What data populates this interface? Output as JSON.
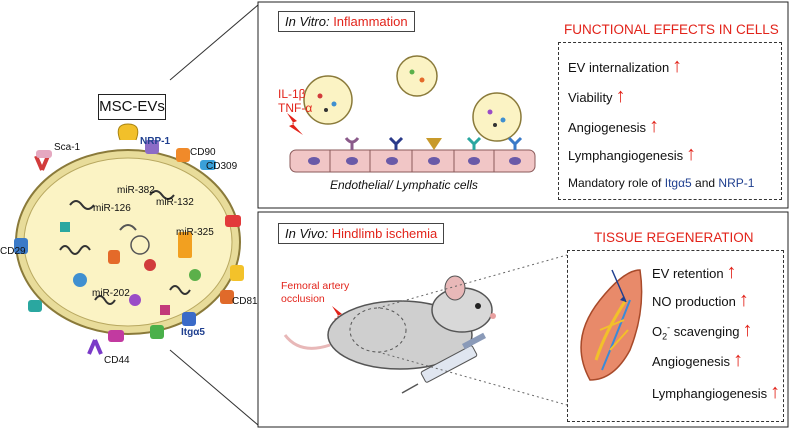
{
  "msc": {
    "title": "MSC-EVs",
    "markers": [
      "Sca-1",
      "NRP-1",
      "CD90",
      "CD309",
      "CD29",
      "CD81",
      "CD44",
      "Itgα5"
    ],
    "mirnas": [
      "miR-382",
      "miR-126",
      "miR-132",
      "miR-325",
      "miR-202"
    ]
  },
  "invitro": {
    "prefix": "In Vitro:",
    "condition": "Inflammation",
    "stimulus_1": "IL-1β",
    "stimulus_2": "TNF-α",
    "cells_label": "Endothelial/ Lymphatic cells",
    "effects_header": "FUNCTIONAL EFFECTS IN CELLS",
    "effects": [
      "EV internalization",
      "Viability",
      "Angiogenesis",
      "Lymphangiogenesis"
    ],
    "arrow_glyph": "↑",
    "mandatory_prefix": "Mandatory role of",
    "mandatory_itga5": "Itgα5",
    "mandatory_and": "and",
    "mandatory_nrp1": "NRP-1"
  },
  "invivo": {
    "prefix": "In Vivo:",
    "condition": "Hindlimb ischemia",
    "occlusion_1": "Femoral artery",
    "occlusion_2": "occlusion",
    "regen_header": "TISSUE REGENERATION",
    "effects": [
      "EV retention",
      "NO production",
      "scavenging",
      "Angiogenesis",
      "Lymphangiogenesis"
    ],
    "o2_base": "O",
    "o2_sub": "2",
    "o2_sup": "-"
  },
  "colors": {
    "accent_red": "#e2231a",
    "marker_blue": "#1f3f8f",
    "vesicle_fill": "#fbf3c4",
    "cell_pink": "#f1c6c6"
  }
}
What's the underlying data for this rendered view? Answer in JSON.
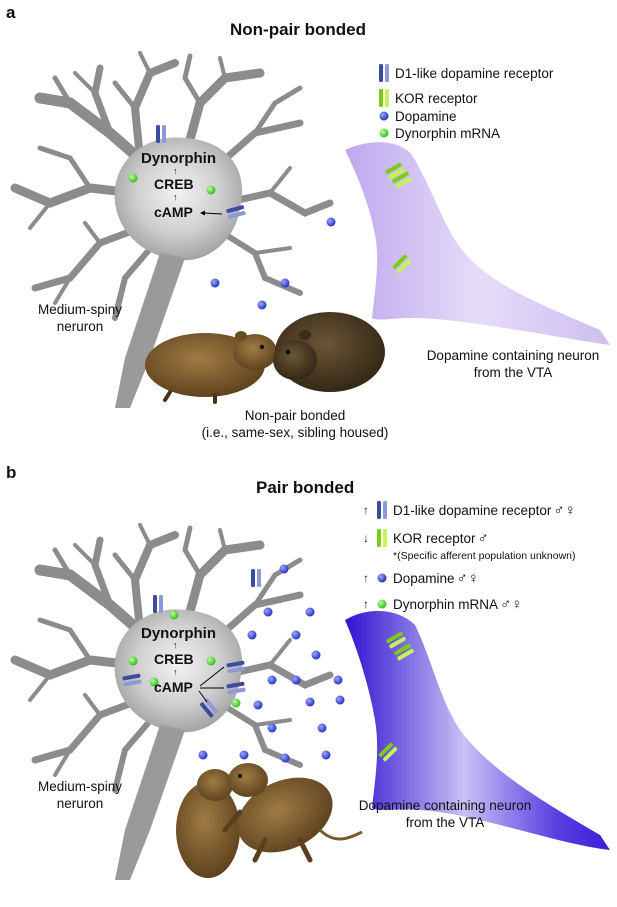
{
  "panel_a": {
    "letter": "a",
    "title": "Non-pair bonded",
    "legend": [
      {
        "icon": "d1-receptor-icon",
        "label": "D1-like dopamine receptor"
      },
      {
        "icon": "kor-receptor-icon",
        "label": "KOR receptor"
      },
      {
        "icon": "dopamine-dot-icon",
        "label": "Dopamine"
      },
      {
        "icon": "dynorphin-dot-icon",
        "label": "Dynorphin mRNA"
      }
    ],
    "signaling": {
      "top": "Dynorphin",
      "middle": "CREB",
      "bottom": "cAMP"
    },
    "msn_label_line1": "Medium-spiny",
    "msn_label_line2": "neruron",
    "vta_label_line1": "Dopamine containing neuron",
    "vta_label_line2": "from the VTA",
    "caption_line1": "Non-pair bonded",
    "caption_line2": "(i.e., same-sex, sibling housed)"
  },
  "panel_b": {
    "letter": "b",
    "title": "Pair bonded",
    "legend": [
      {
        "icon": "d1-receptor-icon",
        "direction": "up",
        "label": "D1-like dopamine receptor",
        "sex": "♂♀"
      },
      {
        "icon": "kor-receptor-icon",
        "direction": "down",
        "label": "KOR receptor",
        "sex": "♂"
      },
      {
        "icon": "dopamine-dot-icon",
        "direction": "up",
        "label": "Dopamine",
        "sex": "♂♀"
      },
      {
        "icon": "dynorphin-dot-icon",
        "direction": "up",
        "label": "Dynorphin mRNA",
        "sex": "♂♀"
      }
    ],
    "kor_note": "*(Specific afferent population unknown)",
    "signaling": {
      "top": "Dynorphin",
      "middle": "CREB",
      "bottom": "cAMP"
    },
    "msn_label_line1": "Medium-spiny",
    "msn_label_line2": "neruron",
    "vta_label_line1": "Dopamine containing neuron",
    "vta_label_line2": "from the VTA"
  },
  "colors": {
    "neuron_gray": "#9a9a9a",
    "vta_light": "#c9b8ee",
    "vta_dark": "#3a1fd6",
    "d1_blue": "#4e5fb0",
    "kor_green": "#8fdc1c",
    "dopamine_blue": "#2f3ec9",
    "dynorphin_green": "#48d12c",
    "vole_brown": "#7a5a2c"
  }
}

**********

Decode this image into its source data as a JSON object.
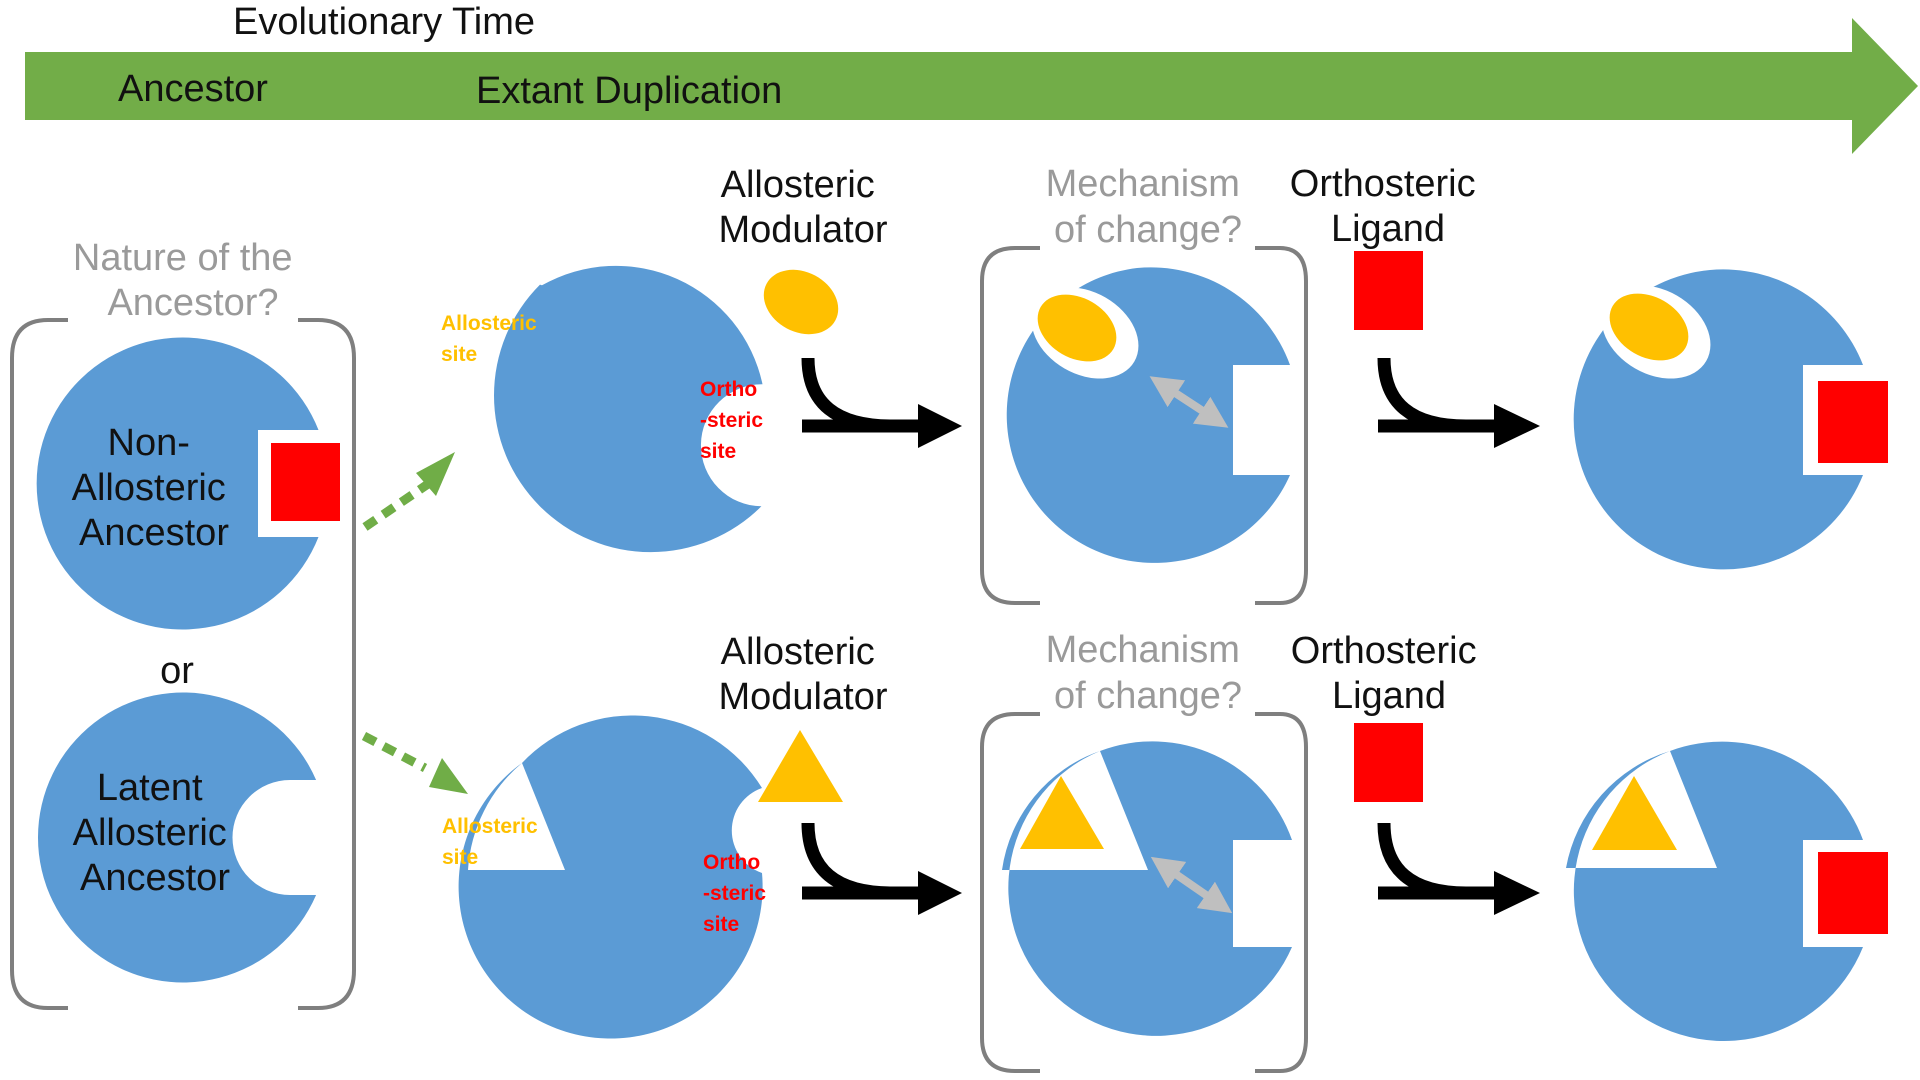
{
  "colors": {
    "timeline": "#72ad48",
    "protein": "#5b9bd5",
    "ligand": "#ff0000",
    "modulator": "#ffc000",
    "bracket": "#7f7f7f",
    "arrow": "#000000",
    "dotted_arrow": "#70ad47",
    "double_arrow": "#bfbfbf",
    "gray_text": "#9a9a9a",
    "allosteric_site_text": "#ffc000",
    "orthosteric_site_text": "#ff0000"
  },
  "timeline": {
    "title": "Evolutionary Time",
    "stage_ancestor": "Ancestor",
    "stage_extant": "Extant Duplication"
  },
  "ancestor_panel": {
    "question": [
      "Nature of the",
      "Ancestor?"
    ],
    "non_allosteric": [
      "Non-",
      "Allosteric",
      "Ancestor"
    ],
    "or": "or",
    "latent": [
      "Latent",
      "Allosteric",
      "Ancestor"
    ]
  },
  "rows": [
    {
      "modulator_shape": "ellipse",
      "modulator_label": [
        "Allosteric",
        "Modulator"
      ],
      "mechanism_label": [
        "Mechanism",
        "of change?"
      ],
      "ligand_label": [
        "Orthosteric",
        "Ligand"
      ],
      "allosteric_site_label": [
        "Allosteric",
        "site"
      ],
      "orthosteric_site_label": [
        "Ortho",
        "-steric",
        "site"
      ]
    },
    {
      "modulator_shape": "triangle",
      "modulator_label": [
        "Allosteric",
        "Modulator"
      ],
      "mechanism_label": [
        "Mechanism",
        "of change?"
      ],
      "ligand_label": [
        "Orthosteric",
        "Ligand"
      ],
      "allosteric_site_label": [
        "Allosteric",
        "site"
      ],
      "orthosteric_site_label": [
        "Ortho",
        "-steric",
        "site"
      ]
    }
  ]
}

**********

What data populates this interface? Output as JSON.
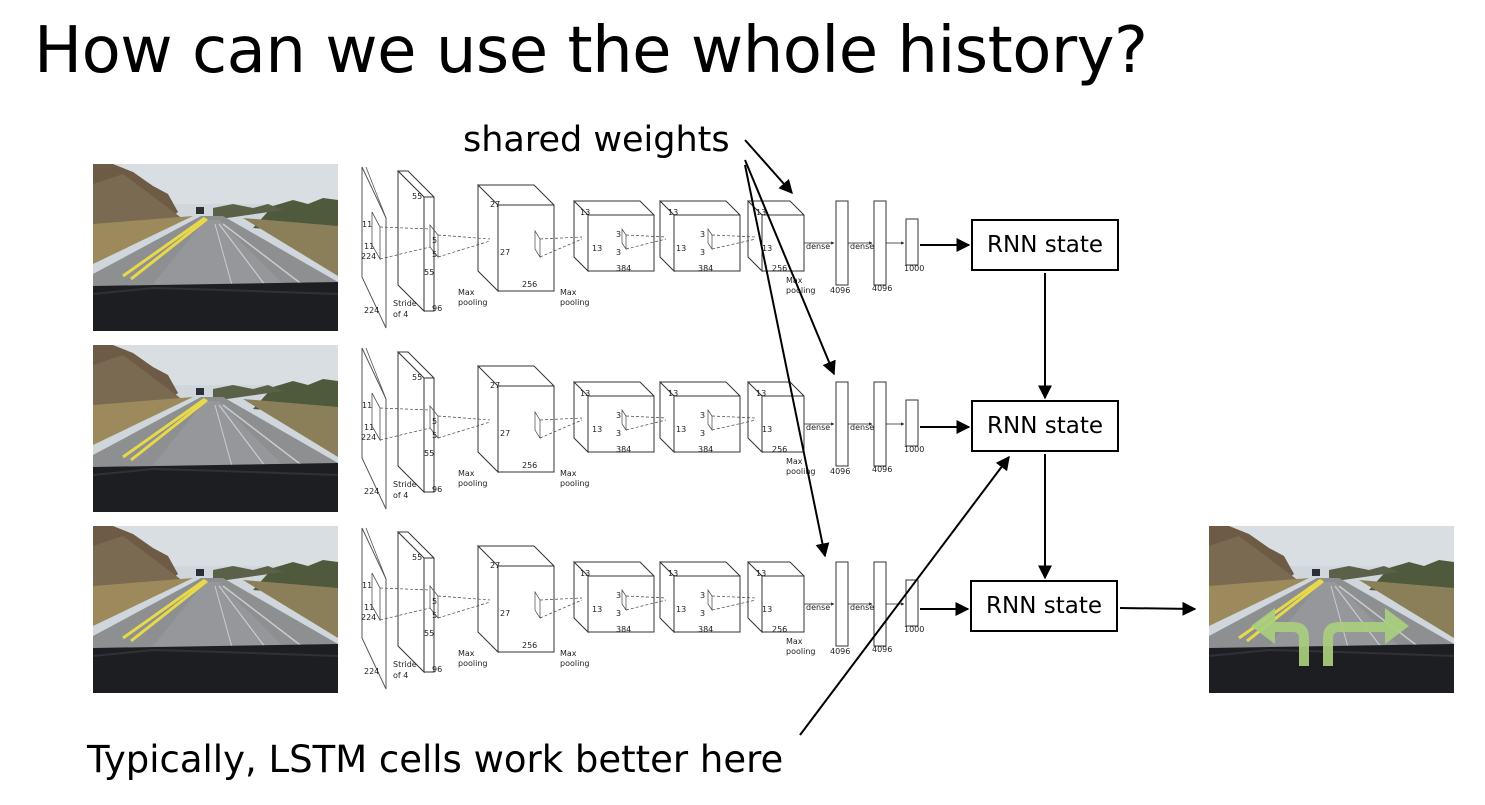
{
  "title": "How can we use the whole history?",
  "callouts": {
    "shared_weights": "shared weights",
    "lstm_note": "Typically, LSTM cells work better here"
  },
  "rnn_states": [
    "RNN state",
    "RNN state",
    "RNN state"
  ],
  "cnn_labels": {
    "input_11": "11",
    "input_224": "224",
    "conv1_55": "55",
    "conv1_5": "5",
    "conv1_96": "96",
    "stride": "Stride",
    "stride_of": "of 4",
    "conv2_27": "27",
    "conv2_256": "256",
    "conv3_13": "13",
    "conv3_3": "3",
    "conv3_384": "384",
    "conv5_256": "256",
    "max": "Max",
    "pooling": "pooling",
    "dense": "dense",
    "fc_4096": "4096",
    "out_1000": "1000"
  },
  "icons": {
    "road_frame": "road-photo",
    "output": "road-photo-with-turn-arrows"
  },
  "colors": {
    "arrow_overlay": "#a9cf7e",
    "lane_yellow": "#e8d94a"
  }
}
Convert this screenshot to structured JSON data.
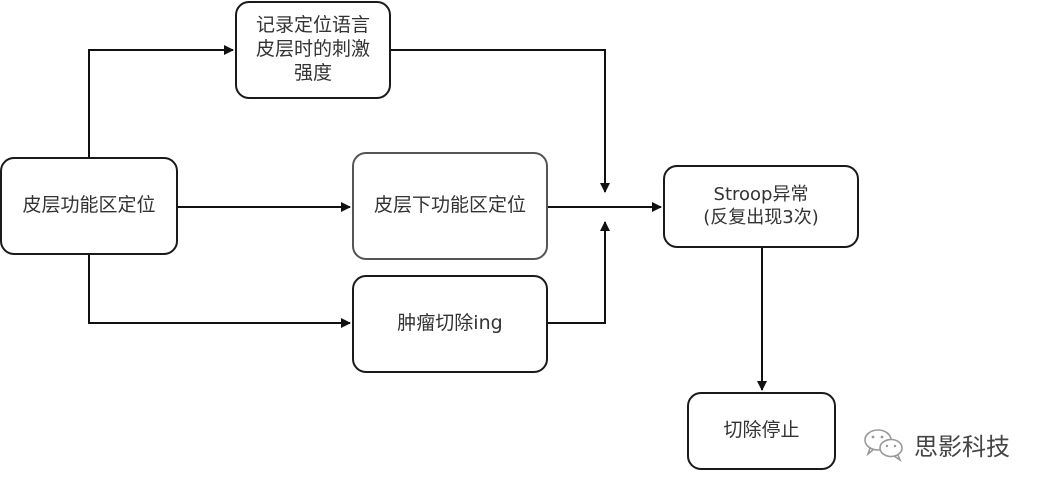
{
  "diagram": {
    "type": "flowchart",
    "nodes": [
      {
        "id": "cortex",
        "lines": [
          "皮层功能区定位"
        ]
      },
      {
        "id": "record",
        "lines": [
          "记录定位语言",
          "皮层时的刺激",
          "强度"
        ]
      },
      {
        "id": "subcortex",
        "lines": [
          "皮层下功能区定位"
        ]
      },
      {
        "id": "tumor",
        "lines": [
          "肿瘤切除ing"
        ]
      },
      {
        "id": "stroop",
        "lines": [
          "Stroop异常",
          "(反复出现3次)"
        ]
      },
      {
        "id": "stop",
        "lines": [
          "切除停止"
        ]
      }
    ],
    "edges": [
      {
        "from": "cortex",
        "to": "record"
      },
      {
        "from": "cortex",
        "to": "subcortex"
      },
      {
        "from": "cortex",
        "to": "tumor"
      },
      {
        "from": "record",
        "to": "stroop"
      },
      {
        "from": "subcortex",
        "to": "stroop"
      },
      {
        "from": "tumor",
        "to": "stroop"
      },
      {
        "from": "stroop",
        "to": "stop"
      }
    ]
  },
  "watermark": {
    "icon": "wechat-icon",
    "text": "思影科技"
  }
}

**********

Aim of the exercise: For the records above, state the number of lines holding the string "road", without further comment.

Finished task: 2